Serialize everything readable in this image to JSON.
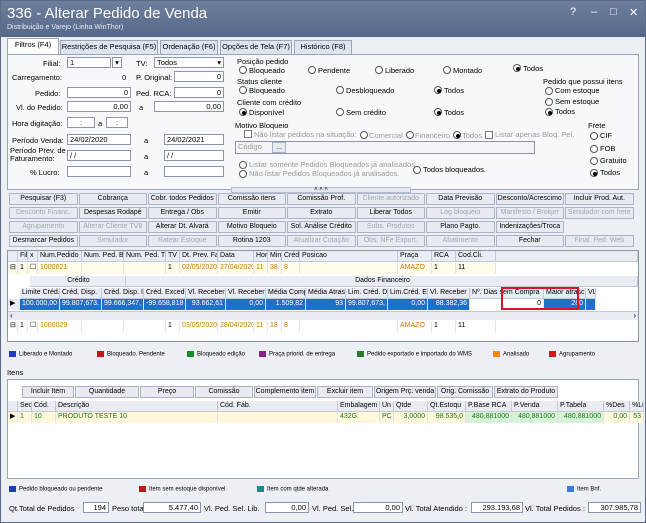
{
  "window": {
    "title": "336 - Alterar Pedido de Venda",
    "subtitle": "Distribuição e Varejo (Linha WinThor)",
    "help_btn": "?",
    "min_btn": "–",
    "max_btn": "□",
    "close_btn": "✕"
  },
  "tabs": [
    "Filtros (F4)",
    "Restrições de Pesquisa (F5)",
    "Ordenação (F6)",
    "Opções de Tela (F7)",
    "Histórico (F8)"
  ],
  "filters": {
    "filial_label": "Filial:",
    "filial_value": "1",
    "tv_label": "TV:",
    "tv_value": "Todos",
    "carregamento_label": "Carregamento:",
    "carregamento_value": "0",
    "poriginal_label": "P. Original:",
    "poriginal_value": "0",
    "pedido_label": "Pedido:",
    "pedido_value": "0",
    "pedrca_label": "Ped. RCA:",
    "pedrca_value": "0",
    "vlpedido_label": "Vl. do Pedido:",
    "vlpedido_from": "0,00",
    "a_label": "a",
    "vlpedido_to": "0,00",
    "hora_label": "Hora digitação:",
    "hora_from": ":",
    "hora_to": ":",
    "periodo_label": "Período Venda:",
    "periodo_from": "24/02/2020",
    "periodo_to": "24/02/2021",
    "periodo_fat_label": "Período Prev. de Faturamento:",
    "periodo_fat_from": "/ /",
    "periodo_fat_to": "/ /",
    "lucro_label": "% Lucro:",
    "lucro_from": "",
    "lucro_to": ""
  },
  "posicao": {
    "label": "Posição pedido",
    "options": [
      "Bloqueado",
      "Pendente",
      "Liberado",
      "Montado",
      "Todos"
    ]
  },
  "status_cliente": {
    "label": "Status cliente",
    "options": [
      "Bloqueado",
      "Desbloqueado",
      "Todos"
    ]
  },
  "credito": {
    "label": "Cliente com crédito",
    "options": [
      "Disponível",
      "Sem crédito",
      "Todos"
    ]
  },
  "motivo": {
    "label": "Motivo Bloqueio",
    "nao_listar": "Não listar pedidos na situação:",
    "comercial": "Comercial",
    "financeiro": "Financeiro",
    "todos": "Todos",
    "listar_apenas": "Listar apenas Bloq. Pel.",
    "codigo_label": "Código",
    "codigo_btn": "...",
    "opt1": "Listar somente Pedidos Bloqueados já analisados.",
    "opt2": "Não listar Pedidos Bloqueados já analisados.",
    "opt3": "Todos bloqueados."
  },
  "estoque": {
    "label": "Pedido que possui itens",
    "options": [
      "Com estoque",
      "Sem estoque",
      "Todos"
    ]
  },
  "frete": {
    "label": "Frete",
    "options": [
      "CIF",
      "FOB",
      "Gratuito",
      "Todos"
    ]
  },
  "buttons": {
    "row1": [
      "Pesquisar (F3)",
      "Cobrança",
      "Cobr. todos Pedidos",
      "Comissão itens",
      "Comissão Prof.",
      "Cliente autorizado",
      "Data Previsão",
      "Desconto/Acrescimo",
      "Incluir Prod. Aut."
    ],
    "row2": [
      "Desconto Financ.",
      "Despesas Rodapé",
      "Entrega / Obs",
      "Emitir",
      "Extrato",
      "Liberar Todos",
      "Log bloqueio",
      "Manifesto / Brokjer",
      "Simulador com frete"
    ],
    "row3": [
      "Agrupamento",
      "Alterar Cliente TV8",
      "Alterar Dt. Alvará",
      "Motivo Bloqueio",
      "Sol. Análise Crédito",
      "Subs. Produtos",
      "Plano Pagto.",
      "Indenizações/Troca",
      ""
    ],
    "row4": [
      "Desmarcar Pedidos",
      "Simulador",
      "Ratear Estoque",
      "Rotina 1203",
      "Atualizar Cotação",
      "Obs. NFe Export.",
      "Abatimento",
      "Fechar",
      "Final. Ped. Web"
    ]
  },
  "orders": {
    "headers": [
      "Filial",
      "x",
      "Num.Pedido",
      "Num. Ped. B",
      "Num. Ped. T",
      "TV",
      "Dt. Prev. Fa",
      "Data",
      "Hor",
      "Min",
      "Créd",
      "Posicao",
      "Praça",
      "RCA",
      "Cod.Cli."
    ],
    "rows": [
      [
        "1",
        "",
        "1000021",
        "",
        "",
        "1",
        "02/05/2020",
        "27/04/2020",
        "11",
        "38",
        "8",
        "",
        "AMAZO",
        "1",
        "11"
      ],
      [
        "1",
        "",
        "1000029",
        "",
        "",
        "1",
        "03/05/2020",
        "28/04/2020",
        "11",
        "18",
        "8",
        "",
        "AMAZO",
        "1",
        "11"
      ]
    ],
    "group_credito": "Crédito",
    "group_financeiro": "Dados Financeiro",
    "detail_headers": [
      "Limite Créd.",
      "Créd. Disp.",
      "Créd. Disp. I",
      "Créd. Exced",
      "Vl. Receber",
      "Vl. Receber",
      "Média Comp",
      "Média Atrasc",
      "Lim. Créd. D",
      "Lim.Créd. E",
      "Vl. Receber",
      "Nº. Dias sem Compra",
      "Maior atrasc",
      "VL"
    ],
    "detail_row": [
      "100.000,00",
      "99.807,673,",
      "99.666,347,",
      "-99.658,818",
      "93.662,61",
      "0,00",
      "1.509,82",
      "93",
      "99.807,673,",
      "0,00",
      "88.382,36",
      "0",
      "280",
      ""
    ]
  },
  "legend1": [
    {
      "text": "Liberado e Montado",
      "color": "#1f3fb0"
    },
    {
      "text": "Bloqueado. Pendente",
      "color": "#c01818"
    },
    {
      "text": "Bloqueado edição",
      "color": "#1a8a2a"
    },
    {
      "text": "Praça priorid. de entrega",
      "color": "#8a1f8a"
    },
    {
      "text": "Pedido exportado e importado do WMS",
      "color": "#2a7a2a"
    },
    {
      "text": "Analisado",
      "color": "#f08a00"
    },
    {
      "text": "Agrupamento",
      "color": "#d01818"
    }
  ],
  "items": {
    "tab_label": "Itens",
    "buttons": [
      "Incluir Item",
      "Quantidade",
      "Preço",
      "Comissão",
      "Complemento item",
      "Excluir item",
      "Origem Prç. venda",
      "Orig. Comissão",
      "Extrato do Produto"
    ],
    "headers": [
      "Sec",
      "Cód.",
      "Descrição",
      "Cód. Fáb.",
      "Embalagem",
      "Un",
      "Qtde",
      "Qt.Estoqu",
      "P.Base RCA",
      "P.Venda",
      "P.Tabela",
      "%Des",
      "%Lu"
    ],
    "row": [
      "1",
      "10",
      "PRODUTO TESTE 10",
      "",
      "432G.",
      "PC",
      "3,0000",
      "98.535,0",
      "480,881000",
      "480,881000",
      "480,881000",
      "0,00",
      "53"
    ]
  },
  "legend2": [
    {
      "text": "Pedido bloqueado ou pendente",
      "color": "#1f3fb0"
    },
    {
      "text": "Item sem estoque disponível",
      "color": "#c01818"
    },
    {
      "text": "Item com qtde alterada",
      "color": "#1a8a8a"
    },
    {
      "text": "Item Bnf.",
      "color": "#3a7ad8"
    }
  ],
  "statusbar": {
    "qt_label": "Qt.Total de Pedidos",
    "qt_value": "194",
    "peso_label": "Peso total",
    "peso_value": "5.477,40",
    "vlsel_label": "Vl. Ped. Sel. Lib.",
    "vlsel_value": "0,00",
    "vlpedsel_label": "Vl. Ped. Sel.",
    "vlpedsel_value": "0,00",
    "vlatend_label": "Vl. Total Atendido :",
    "vlatend_value": "293.193,68",
    "vltotal_label": "Vl. Total Pedidos :",
    "vltotal_value": "307.985,78"
  }
}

* * *

#### TASK TO CARRY OUT:
Retype the records exactly. Any image in them should not appear in what you write.

#### COMPLETE ANSWER:
Serialize everything readable in this image to JSON.
{
  "window": {
    "title": "336 - Alterar Pedido de Venda",
    "subtitle": "Distribuição e Varejo (Linha WinThor)",
    "help_btn": "?",
    "min_btn": "–",
    "max_btn": "□",
    "close_btn": "✕"
  },
  "tabs": [
    "Filtros (F4)",
    "Restrições de Pesquisa (F5)",
    "Ordenação (F6)",
    "Opções de Tela (F7)",
    "Histórico (F8)"
  ],
  "filters": {
    "filial_label": "Filial:",
    "filial_value": "1",
    "tv_label": "TV:",
    "tv_value": "Todos",
    "carregamento_label": "Carregamento:",
    "carregamento_value": "0",
    "poriginal_label": "P. Original:",
    "poriginal_value": "0",
    "pedido_label": "Pedido:",
    "pedido_value": "0",
    "pedrca_label": "Ped. RCA:",
    "pedrca_value": "0",
    "vlpedido_label": "Vl. do Pedido:",
    "vlpedido_from": "0,00",
    "a_label": "a",
    "vlpedido_to": "0,00",
    "hora_label": "Hora digitação:",
    "hora_from": ":",
    "hora_to": ":",
    "periodo_label": "Período Venda:",
    "periodo_from": "24/02/2020",
    "periodo_to": "24/02/2021",
    "periodo_fat_label": "Período Prev. de Faturamento:",
    "periodo_fat_from": "/ /",
    "periodo_fat_to": "/ /",
    "lucro_label": "% Lucro:",
    "lucro_from": "",
    "lucro_to": ""
  },
  "posicao": {
    "label": "Posição pedido",
    "options": [
      "Bloqueado",
      "Pendente",
      "Liberado",
      "Montado",
      "Todos"
    ]
  },
  "status_cliente": {
    "label": "Status cliente",
    "options": [
      "Bloqueado",
      "Desbloqueado",
      "Todos"
    ]
  },
  "credito": {
    "label": "Cliente com crédito",
    "options": [
      "Disponível",
      "Sem crédito",
      "Todos"
    ]
  },
  "motivo": {
    "label": "Motivo Bloqueio",
    "nao_listar": "Não listar pedidos na situação:",
    "comercial": "Comercial",
    "financeiro": "Financeiro",
    "todos": "Todos",
    "listar_apenas": "Listar apenas Bloq. Pel.",
    "codigo_label": "Código",
    "codigo_btn": "...",
    "opt1": "Listar somente Pedidos Bloqueados já analisados.",
    "opt2": "Não listar Pedidos Bloqueados já analisados.",
    "opt3": "Todos bloqueados."
  },
  "estoque": {
    "label": "Pedido que possui itens",
    "options": [
      "Com estoque",
      "Sem estoque",
      "Todos"
    ]
  },
  "frete": {
    "label": "Frete",
    "options": [
      "CIF",
      "FOB",
      "Gratuito",
      "Todos"
    ]
  },
  "buttons": {
    "row1": [
      "Pesquisar (F3)",
      "Cobrança",
      "Cobr. todos Pedidos",
      "Comissão itens",
      "Comissão Prof.",
      "Cliente autorizado",
      "Data Previsão",
      "Desconto/Acrescimo",
      "Incluir Prod. Aut."
    ],
    "row2": [
      "Desconto Financ.",
      "Despesas Rodapé",
      "Entrega / Obs",
      "Emitir",
      "Extrato",
      "Liberar Todos",
      "Log bloqueio",
      "Manifesto / Brokjer",
      "Simulador com frete"
    ],
    "row3": [
      "Agrupamento",
      "Alterar Cliente TV8",
      "Alterar Dt. Alvará",
      "Motivo Bloqueio",
      "Sol. Análise Crédito",
      "Subs. Produtos",
      "Plano Pagto.",
      "Indenizações/Troca",
      ""
    ],
    "row4": [
      "Desmarcar Pedidos",
      "Simulador",
      "Ratear Estoque",
      "Rotina 1203",
      "Atualizar Cotação",
      "Obs. NFe Export.",
      "Abatimento",
      "Fechar",
      "Final. Ped. Web"
    ]
  },
  "orders": {
    "headers": [
      "Filial",
      "x",
      "Num.Pedido",
      "Num. Ped. B",
      "Num. Ped. T",
      "TV",
      "Dt. Prev. Fa",
      "Data",
      "Hor",
      "Min",
      "Créd",
      "Posicao",
      "Praça",
      "RCA",
      "Cod.Cli."
    ],
    "rows": [
      [
        "1",
        "",
        "1000021",
        "",
        "",
        "1",
        "02/05/2020",
        "27/04/2020",
        "11",
        "38",
        "8",
        "",
        "AMAZO",
        "1",
        "11"
      ],
      [
        "1",
        "",
        "1000029",
        "",
        "",
        "1",
        "03/05/2020",
        "28/04/2020",
        "11",
        "18",
        "8",
        "",
        "AMAZO",
        "1",
        "11"
      ]
    ],
    "group_credito": "Crédito",
    "group_financeiro": "Dados Financeiro",
    "detail_headers": [
      "Limite Créd.",
      "Créd. Disp.",
      "Créd. Disp. I",
      "Créd. Exced",
      "Vl. Receber",
      "Vl. Receber",
      "Média Comp",
      "Média Atrasc",
      "Lim. Créd. D",
      "Lim.Créd. E",
      "Vl. Receber",
      "Nº. Dias sem Compra",
      "Maior atrasc",
      "VL"
    ],
    "detail_row": [
      "100.000,00",
      "99.807,673,",
      "99.666,347,",
      "-99.658,818",
      "93.662,61",
      "0,00",
      "1.509,82",
      "93",
      "99.807,673,",
      "0,00",
      "88.382,36",
      "0",
      "280",
      ""
    ]
  },
  "legend1": [
    {
      "text": "Liberado e Montado",
      "color": "#1f3fb0"
    },
    {
      "text": "Bloqueado. Pendente",
      "color": "#c01818"
    },
    {
      "text": "Bloqueado edição",
      "color": "#1a8a2a"
    },
    {
      "text": "Praça priorid. de entrega",
      "color": "#8a1f8a"
    },
    {
      "text": "Pedido exportado e importado do WMS",
      "color": "#2a7a2a"
    },
    {
      "text": "Analisado",
      "color": "#f08a00"
    },
    {
      "text": "Agrupamento",
      "color": "#d01818"
    }
  ],
  "items": {
    "tab_label": "Itens",
    "buttons": [
      "Incluir Item",
      "Quantidade",
      "Preço",
      "Comissão",
      "Complemento item",
      "Excluir item",
      "Origem Prç. venda",
      "Orig. Comissão",
      "Extrato do Produto"
    ],
    "headers": [
      "Sec",
      "Cód.",
      "Descrição",
      "Cód. Fáb.",
      "Embalagem",
      "Un",
      "Qtde",
      "Qt.Estoqu",
      "P.Base RCA",
      "P.Venda",
      "P.Tabela",
      "%Des",
      "%Lu"
    ],
    "row": [
      "1",
      "10",
      "PRODUTO TESTE 10",
      "",
      "432G.",
      "PC",
      "3,0000",
      "98.535,0",
      "480,881000",
      "480,881000",
      "480,881000",
      "0,00",
      "53"
    ]
  },
  "legend2": [
    {
      "text": "Pedido bloqueado ou pendente",
      "color": "#1f3fb0"
    },
    {
      "text": "Item sem estoque disponível",
      "color": "#c01818"
    },
    {
      "text": "Item com qtde alterada",
      "color": "#1a8a8a"
    },
    {
      "text": "Item Bnf.",
      "color": "#3a7ad8"
    }
  ],
  "statusbar": {
    "qt_label": "Qt.Total de Pedidos",
    "qt_value": "194",
    "peso_label": "Peso total",
    "peso_value": "5.477,40",
    "vlsel_label": "Vl. Ped. Sel. Lib.",
    "vlsel_value": "0,00",
    "vlpedsel_label": "Vl. Ped. Sel.",
    "vlpedsel_value": "0,00",
    "vlatend_label": "Vl. Total Atendido :",
    "vlatend_value": "293.193,68",
    "vltotal_label": "Vl. Total Pedidos :",
    "vltotal_value": "307.985,78"
  }
}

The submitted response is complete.